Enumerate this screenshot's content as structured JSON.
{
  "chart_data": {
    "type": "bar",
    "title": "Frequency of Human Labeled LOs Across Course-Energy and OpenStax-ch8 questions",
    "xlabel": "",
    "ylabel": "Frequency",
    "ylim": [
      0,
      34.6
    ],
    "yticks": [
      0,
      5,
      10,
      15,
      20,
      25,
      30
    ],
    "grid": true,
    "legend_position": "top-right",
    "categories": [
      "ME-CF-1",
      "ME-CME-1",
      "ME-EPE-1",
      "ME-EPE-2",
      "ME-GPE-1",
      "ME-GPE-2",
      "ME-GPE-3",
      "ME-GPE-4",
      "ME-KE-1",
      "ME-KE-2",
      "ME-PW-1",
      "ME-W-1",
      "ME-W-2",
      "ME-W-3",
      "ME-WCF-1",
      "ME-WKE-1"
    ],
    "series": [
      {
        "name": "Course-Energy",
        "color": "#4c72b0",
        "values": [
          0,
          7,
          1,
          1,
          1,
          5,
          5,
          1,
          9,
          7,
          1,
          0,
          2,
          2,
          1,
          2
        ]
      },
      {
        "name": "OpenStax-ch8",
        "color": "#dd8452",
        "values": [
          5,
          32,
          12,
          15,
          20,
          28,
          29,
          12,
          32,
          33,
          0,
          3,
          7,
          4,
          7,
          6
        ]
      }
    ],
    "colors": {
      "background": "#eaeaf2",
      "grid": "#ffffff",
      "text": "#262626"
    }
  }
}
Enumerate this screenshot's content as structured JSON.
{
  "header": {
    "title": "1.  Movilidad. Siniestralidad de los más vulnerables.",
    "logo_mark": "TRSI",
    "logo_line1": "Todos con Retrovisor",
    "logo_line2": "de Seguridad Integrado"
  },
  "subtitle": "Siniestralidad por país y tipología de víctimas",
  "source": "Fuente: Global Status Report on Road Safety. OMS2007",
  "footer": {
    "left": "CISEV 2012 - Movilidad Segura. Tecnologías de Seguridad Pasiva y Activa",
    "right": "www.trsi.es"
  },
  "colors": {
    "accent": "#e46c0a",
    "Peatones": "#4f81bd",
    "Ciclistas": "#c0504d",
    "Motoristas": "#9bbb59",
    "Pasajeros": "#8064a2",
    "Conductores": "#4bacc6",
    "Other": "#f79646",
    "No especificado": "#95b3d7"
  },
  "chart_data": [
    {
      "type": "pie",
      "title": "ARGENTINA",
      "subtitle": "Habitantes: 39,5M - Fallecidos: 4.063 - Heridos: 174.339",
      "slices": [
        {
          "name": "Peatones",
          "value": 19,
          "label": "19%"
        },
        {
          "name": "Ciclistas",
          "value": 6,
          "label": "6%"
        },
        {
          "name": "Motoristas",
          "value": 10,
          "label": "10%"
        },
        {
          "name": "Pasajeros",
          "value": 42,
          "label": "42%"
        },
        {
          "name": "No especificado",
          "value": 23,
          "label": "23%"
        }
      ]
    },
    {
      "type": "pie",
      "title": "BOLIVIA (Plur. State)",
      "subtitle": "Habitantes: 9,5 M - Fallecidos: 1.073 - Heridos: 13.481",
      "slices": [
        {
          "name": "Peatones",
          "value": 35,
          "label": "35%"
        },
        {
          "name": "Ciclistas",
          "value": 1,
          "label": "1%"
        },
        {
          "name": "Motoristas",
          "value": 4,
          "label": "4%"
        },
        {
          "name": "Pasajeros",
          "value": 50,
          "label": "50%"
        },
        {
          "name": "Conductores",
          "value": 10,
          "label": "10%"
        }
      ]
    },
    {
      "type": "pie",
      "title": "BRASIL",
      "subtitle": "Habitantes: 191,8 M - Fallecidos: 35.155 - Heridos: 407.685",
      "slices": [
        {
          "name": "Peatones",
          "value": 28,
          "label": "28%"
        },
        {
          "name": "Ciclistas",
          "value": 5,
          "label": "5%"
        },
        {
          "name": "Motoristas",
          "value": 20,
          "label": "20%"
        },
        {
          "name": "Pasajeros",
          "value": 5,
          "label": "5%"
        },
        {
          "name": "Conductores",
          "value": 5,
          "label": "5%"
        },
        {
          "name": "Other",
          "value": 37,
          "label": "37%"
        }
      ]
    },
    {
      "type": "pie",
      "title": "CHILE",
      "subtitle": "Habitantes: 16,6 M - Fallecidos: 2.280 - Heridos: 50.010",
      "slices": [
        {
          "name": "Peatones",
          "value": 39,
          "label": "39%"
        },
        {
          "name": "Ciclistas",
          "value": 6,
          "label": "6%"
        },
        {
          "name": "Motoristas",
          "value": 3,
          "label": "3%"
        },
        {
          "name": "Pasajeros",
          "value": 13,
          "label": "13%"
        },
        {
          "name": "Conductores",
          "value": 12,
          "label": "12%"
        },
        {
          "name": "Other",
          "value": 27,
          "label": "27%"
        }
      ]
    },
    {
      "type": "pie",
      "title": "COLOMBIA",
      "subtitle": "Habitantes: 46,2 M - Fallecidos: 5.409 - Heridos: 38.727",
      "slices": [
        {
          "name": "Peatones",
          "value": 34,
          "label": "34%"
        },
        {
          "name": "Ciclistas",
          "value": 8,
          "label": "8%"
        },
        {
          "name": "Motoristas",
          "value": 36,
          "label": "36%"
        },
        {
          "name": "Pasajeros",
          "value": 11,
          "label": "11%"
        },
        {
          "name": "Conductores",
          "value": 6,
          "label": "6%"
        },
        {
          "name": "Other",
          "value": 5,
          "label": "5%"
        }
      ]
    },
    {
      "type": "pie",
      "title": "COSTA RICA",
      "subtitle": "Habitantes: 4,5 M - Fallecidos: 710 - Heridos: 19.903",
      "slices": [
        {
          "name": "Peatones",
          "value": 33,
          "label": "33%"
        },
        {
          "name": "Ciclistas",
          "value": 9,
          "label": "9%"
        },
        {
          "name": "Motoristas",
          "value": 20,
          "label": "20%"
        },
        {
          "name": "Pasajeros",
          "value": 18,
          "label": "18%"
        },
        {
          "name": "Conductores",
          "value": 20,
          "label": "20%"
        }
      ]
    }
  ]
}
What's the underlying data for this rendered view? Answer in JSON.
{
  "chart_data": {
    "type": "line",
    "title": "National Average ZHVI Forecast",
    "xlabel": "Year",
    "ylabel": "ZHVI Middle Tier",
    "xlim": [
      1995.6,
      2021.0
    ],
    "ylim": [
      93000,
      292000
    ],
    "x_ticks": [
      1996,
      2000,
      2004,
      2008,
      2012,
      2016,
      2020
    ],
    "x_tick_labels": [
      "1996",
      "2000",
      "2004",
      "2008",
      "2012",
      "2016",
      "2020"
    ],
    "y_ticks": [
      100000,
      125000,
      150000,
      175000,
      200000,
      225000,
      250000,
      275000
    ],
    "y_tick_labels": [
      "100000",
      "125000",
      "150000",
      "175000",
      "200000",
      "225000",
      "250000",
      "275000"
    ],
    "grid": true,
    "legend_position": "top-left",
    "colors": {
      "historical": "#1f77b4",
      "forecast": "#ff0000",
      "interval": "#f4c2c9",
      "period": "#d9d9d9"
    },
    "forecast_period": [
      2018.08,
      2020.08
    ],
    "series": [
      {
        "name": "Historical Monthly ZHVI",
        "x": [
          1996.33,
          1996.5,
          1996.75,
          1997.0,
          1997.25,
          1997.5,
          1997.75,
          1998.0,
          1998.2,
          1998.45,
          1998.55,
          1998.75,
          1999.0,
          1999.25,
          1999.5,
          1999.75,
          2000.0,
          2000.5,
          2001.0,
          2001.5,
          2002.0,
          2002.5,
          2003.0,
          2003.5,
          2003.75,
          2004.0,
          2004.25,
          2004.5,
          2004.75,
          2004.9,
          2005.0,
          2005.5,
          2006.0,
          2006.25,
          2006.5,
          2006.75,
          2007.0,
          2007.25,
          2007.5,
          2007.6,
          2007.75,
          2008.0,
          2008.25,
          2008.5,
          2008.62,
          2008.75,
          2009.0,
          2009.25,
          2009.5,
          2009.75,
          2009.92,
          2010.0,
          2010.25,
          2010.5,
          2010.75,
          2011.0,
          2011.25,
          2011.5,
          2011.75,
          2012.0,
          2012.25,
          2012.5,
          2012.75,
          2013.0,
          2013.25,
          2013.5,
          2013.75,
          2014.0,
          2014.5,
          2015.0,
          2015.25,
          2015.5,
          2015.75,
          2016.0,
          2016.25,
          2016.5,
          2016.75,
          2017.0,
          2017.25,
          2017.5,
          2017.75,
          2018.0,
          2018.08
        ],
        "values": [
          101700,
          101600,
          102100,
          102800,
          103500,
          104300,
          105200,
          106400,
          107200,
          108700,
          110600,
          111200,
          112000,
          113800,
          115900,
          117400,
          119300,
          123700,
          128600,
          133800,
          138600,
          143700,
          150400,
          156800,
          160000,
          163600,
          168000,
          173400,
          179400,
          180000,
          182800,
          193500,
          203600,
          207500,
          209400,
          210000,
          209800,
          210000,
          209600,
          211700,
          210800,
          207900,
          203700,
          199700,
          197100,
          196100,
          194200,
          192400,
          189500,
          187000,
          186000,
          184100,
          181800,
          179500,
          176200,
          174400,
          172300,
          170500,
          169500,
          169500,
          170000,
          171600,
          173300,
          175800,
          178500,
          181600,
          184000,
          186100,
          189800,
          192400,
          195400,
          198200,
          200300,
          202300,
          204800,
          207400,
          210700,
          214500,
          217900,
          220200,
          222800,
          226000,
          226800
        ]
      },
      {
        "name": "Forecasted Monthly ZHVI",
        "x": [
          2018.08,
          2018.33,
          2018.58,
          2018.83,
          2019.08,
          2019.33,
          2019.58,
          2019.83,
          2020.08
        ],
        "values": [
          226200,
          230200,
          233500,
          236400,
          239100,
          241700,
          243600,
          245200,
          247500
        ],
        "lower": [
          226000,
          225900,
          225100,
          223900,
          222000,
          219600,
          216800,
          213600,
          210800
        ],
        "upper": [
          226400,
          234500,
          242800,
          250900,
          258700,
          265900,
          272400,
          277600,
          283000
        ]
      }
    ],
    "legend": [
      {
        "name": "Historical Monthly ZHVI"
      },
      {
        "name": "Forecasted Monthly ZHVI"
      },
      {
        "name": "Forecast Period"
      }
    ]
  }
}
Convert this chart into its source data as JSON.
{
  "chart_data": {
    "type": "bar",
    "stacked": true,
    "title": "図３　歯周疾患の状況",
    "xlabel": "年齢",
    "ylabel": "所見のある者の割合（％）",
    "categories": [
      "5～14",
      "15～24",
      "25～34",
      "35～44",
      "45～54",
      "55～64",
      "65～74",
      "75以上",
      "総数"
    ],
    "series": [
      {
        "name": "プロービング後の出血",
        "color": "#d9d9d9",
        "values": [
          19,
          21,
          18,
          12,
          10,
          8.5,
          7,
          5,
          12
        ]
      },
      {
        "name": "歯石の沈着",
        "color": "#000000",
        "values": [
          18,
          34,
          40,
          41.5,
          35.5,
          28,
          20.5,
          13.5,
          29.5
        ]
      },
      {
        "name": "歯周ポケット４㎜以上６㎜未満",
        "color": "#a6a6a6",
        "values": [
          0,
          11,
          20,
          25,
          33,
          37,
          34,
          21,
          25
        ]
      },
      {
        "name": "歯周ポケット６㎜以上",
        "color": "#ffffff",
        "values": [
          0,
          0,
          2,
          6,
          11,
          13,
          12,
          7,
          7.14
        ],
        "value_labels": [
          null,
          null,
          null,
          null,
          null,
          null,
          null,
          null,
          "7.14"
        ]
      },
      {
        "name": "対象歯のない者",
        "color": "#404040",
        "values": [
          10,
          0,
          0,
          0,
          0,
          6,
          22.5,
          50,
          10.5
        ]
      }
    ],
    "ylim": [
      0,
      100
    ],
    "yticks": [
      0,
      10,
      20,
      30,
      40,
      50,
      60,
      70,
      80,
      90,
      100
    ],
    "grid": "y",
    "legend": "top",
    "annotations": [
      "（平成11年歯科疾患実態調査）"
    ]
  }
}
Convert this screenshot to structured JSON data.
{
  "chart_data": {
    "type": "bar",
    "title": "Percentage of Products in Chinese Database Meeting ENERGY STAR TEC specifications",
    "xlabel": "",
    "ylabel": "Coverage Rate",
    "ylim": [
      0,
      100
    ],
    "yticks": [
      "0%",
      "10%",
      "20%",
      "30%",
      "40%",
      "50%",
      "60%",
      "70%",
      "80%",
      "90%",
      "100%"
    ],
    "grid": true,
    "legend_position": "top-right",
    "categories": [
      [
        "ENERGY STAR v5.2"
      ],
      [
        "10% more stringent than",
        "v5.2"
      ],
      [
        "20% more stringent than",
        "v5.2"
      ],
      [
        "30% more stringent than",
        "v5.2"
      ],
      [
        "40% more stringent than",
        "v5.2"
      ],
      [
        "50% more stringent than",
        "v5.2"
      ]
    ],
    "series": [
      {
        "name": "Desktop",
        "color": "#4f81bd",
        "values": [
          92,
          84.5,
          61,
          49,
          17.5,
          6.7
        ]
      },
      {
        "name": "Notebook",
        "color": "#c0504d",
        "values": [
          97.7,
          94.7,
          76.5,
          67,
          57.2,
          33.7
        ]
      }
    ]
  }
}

........

TASK TO CARRY OUT » Looking at the entries above, how many lines contain the word "Seguridad"? Answer with the number alone.

FULL RESPONSE » 2